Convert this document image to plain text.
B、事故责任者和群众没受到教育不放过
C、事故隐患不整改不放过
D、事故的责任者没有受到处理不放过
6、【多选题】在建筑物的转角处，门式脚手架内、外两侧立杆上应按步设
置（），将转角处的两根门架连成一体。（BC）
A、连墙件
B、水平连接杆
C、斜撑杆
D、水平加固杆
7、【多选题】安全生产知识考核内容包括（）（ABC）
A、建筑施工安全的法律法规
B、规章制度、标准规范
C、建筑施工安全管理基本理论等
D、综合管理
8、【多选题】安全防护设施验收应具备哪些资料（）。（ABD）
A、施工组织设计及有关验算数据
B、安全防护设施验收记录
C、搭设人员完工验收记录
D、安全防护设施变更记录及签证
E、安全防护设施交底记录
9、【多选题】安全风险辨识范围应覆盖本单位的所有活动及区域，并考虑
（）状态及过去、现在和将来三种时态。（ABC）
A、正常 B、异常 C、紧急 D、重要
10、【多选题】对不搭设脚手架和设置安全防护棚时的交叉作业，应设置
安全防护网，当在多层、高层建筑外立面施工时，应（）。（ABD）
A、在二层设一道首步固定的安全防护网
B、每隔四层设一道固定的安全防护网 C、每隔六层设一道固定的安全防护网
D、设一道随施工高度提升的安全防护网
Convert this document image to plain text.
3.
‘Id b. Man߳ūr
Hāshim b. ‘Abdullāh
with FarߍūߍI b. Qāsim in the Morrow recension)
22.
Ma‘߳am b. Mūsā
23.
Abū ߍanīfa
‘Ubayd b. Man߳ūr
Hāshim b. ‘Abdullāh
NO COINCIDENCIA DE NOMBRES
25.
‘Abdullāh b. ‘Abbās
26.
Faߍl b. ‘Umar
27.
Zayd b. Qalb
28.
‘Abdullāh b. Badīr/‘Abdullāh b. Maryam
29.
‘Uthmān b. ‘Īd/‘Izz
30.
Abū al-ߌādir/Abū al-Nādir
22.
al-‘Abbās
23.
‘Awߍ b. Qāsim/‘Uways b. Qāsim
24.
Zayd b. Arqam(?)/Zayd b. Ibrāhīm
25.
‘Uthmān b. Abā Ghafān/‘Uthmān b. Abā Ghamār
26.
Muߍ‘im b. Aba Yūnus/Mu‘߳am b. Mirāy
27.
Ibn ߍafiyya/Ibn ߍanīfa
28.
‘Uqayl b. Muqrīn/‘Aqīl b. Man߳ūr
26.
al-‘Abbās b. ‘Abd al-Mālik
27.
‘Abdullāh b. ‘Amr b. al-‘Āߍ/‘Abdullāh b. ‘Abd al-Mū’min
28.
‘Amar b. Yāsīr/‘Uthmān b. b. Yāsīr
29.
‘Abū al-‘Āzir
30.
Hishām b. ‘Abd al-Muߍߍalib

══════════════════════════════

Of the lines in this listing, how many contain "Qāsim"? Reply with the number and nothing more.

2